╭──

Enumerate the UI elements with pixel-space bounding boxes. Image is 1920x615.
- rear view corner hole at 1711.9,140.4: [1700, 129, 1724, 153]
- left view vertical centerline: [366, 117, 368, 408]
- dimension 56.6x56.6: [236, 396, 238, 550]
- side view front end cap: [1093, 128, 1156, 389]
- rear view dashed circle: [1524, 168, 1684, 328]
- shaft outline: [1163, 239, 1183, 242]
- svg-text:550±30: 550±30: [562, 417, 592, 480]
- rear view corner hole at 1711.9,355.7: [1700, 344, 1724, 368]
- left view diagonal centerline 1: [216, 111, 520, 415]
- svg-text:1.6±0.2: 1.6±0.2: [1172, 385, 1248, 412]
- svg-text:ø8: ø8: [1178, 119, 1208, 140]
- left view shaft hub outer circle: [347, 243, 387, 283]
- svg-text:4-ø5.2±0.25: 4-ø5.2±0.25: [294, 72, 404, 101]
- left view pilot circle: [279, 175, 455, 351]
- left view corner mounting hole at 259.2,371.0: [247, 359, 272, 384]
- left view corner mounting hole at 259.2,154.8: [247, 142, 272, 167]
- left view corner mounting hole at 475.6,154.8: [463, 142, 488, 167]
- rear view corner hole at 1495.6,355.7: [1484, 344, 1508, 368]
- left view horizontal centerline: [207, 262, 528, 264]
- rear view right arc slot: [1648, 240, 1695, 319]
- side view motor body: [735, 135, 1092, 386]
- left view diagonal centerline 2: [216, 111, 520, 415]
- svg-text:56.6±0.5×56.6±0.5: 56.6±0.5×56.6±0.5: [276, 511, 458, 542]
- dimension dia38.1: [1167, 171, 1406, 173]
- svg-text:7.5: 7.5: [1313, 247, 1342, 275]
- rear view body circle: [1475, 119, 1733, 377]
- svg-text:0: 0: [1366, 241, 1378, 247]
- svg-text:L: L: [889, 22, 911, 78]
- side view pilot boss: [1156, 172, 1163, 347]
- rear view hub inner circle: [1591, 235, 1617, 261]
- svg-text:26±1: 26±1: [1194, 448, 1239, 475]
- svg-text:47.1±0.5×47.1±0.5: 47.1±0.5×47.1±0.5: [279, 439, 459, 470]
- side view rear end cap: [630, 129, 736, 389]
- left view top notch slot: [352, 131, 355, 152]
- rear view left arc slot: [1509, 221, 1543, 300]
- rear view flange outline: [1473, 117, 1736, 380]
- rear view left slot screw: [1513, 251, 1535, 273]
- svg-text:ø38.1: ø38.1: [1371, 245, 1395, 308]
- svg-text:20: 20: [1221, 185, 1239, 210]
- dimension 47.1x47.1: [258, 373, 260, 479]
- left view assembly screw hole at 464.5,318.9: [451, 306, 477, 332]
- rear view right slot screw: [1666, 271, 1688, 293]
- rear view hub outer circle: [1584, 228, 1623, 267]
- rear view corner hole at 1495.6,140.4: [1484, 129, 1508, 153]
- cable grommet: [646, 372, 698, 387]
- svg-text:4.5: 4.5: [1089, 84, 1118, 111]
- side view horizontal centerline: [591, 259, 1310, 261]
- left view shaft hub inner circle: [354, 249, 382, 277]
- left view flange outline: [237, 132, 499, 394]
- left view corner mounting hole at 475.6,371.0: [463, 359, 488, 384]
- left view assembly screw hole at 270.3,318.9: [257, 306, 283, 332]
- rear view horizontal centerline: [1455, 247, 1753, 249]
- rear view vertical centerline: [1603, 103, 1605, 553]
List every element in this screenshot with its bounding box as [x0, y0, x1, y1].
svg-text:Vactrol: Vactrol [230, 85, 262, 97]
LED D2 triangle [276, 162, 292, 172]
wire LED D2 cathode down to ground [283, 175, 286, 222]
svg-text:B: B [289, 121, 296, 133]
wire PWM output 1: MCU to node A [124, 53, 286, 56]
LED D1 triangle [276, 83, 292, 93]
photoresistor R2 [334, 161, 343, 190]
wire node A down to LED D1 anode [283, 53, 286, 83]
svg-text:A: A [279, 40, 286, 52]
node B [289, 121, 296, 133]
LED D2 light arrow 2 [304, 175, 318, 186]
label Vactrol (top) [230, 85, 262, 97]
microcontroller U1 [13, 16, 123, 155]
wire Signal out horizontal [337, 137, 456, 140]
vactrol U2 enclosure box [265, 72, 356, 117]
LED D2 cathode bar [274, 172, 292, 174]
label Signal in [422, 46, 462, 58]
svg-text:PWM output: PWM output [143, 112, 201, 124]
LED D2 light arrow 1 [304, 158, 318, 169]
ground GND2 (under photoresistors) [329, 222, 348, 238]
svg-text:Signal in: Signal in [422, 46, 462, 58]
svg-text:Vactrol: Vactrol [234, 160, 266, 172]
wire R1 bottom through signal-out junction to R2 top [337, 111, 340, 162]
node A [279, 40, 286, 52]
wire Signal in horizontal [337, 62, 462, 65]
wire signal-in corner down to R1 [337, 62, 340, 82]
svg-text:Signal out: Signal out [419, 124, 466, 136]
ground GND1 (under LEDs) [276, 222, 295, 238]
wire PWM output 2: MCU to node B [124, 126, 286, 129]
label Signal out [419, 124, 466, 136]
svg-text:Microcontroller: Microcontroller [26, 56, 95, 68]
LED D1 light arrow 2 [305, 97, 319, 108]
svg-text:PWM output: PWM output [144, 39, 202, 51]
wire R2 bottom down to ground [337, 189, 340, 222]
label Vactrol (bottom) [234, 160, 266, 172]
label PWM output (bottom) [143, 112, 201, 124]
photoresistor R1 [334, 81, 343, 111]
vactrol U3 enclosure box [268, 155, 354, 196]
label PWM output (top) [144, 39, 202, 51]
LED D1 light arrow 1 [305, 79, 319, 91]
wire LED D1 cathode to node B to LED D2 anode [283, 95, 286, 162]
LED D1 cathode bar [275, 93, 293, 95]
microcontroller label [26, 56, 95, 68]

╰──

* _Stated exercise_: Copy all the records above, substituting "back view" for every occurrence of "rear view" and leaving everything else unchanged.

* _Correct response_:
Enumerate the UI elements with pixel-space bounding boxes. Image is 1920x615.
- back view corner hole at 1711.9,140.4: [1700, 129, 1724, 153]
- left view vertical centerline: [366, 117, 368, 408]
- dimension 56.6x56.6: [236, 396, 238, 550]
- side view front end cap: [1093, 128, 1156, 389]
- back view dashed circle: [1524, 168, 1684, 328]
- shaft outline: [1163, 239, 1183, 242]
- svg-text:550±30: 550±30: [562, 417, 592, 480]
- back view corner hole at 1711.9,355.7: [1700, 344, 1724, 368]
- left view diagonal centerline 1: [216, 111, 520, 415]
- svg-text:1.6±0.2: 1.6±0.2: [1172, 385, 1248, 412]
- svg-text:ø8: ø8: [1178, 119, 1208, 140]
- left view shaft hub outer circle: [347, 243, 387, 283]
- svg-text:4-ø5.2±0.25: 4-ø5.2±0.25: [294, 72, 404, 101]
- left view pilot circle: [279, 175, 455, 351]
- left view corner mounting hole at 259.2,371.0: [247, 359, 272, 384]
- left view corner mounting hole at 259.2,154.8: [247, 142, 272, 167]
- left view corner mounting hole at 475.6,154.8: [463, 142, 488, 167]
- back view corner hole at 1495.6,355.7: [1484, 344, 1508, 368]
- left view horizontal centerline: [207, 262, 528, 264]
- back view right arc slot: [1648, 240, 1695, 319]
- side view motor body: [735, 135, 1092, 386]
- left view diagonal centerline 2: [216, 111, 520, 415]
- svg-text:56.6±0.5×56.6±0.5: 56.6±0.5×56.6±0.5: [276, 511, 458, 542]
- dimension dia38.1: [1167, 171, 1406, 173]
- svg-text:7.5: 7.5: [1313, 247, 1342, 275]
- back view body circle: [1475, 119, 1733, 377]
- svg-text:0: 0: [1366, 241, 1378, 247]
- svg-text:L: L: [889, 22, 911, 78]
- side view pilot boss: [1156, 172, 1163, 347]
- back view hub inner circle: [1591, 235, 1617, 261]
- svg-text:26±1: 26±1: [1194, 448, 1239, 475]
- svg-text:47.1±0.5×47.1±0.5: 47.1±0.5×47.1±0.5: [279, 439, 459, 470]
- side view rear end cap: [630, 129, 736, 389]
- left view top notch slot: [352, 131, 355, 152]
- back view left arc slot: [1509, 221, 1543, 300]
- back view flange outline: [1473, 117, 1736, 380]
- back view left slot screw: [1513, 251, 1535, 273]
- svg-text:ø38.1: ø38.1: [1371, 245, 1395, 308]
- svg-text:20: 20: [1221, 185, 1239, 210]
- dimension 47.1x47.1: [258, 373, 260, 479]
- left view assembly screw hole at 464.5,318.9: [451, 306, 477, 332]
- back view right slot screw: [1666, 271, 1688, 293]
- back view hub outer circle: [1584, 228, 1623, 267]
- back view corner hole at 1495.6,140.4: [1484, 129, 1508, 153]
- cable grommet: [646, 372, 698, 387]
- svg-text:4.5: 4.5: [1089, 84, 1118, 111]
- side view horizontal centerline: [591, 259, 1310, 261]
- left view shaft hub inner circle: [354, 249, 382, 277]
- left view flange outline: [237, 132, 499, 394]
- left view corner mounting hole at 475.6,371.0: [463, 359, 488, 384]
- left view assembly screw hole at 270.3,318.9: [257, 306, 283, 332]
- back view horizontal centerline: [1455, 247, 1753, 249]
- back view vertical centerline: [1603, 103, 1605, 553]
List every element in this screenshot with its bounding box as [x0, y0, x1, y1].
svg-text:Vactrol: Vactrol [230, 85, 262, 97]
LED D2 triangle [276, 162, 292, 172]
wire LED D2 cathode down to ground [283, 175, 286, 222]
svg-text:B: B [289, 121, 296, 133]
wire PWM output 1: MCU to node A [124, 53, 286, 56]
LED D1 triangle [276, 83, 292, 93]
photoresistor R2 [334, 161, 343, 190]
wire node A down to LED D1 anode [283, 53, 286, 83]
svg-text:A: A [279, 40, 286, 52]
node B [289, 121, 296, 133]
LED D2 light arrow 2 [304, 175, 318, 186]
label Vactrol (top) [230, 85, 262, 97]
microcontroller U1 [13, 16, 123, 155]
wire Signal out horizontal [337, 137, 456, 140]
vactrol U2 enclosure box [265, 72, 356, 117]
LED D2 cathode bar [274, 172, 292, 174]
label Signal in [422, 46, 462, 58]
svg-text:PWM output: PWM output [143, 112, 201, 124]
LED D2 light arrow 1 [304, 158, 318, 169]
ground GND2 (under photoresistors) [329, 222, 348, 238]
svg-text:Signal in: Signal in [422, 46, 462, 58]
svg-text:Vactrol: Vactrol [234, 160, 266, 172]
wire R1 bottom through signal-out junction to R2 top [337, 111, 340, 162]
node A [279, 40, 286, 52]
wire Signal in horizontal [337, 62, 462, 65]
wire signal-in corner down to R1 [337, 62, 340, 82]
svg-text:Signal out: Signal out [419, 124, 466, 136]
ground GND1 (under LEDs) [276, 222, 295, 238]
wire PWM output 2: MCU to node B [124, 126, 286, 129]
label Signal out [419, 124, 466, 136]
svg-text:Microcontroller: Microcontroller [26, 56, 95, 68]
LED D1 light arrow 2 [305, 97, 319, 108]
svg-text:PWM output: PWM output [144, 39, 202, 51]
wire R2 bottom down to ground [337, 189, 340, 222]
label Vactrol (bottom) [234, 160, 266, 172]
label PWM output (bottom) [143, 112, 201, 124]
photoresistor R1 [334, 81, 343, 111]
vactrol U3 enclosure box [268, 155, 354, 196]
label PWM output (top) [144, 39, 202, 51]
LED D1 light arrow 1 [305, 79, 319, 91]
wire LED D1 cathode to node B to LED D2 anode [283, 95, 286, 162]
LED D1 cathode bar [275, 93, 293, 95]
microcontroller label [26, 56, 95, 68]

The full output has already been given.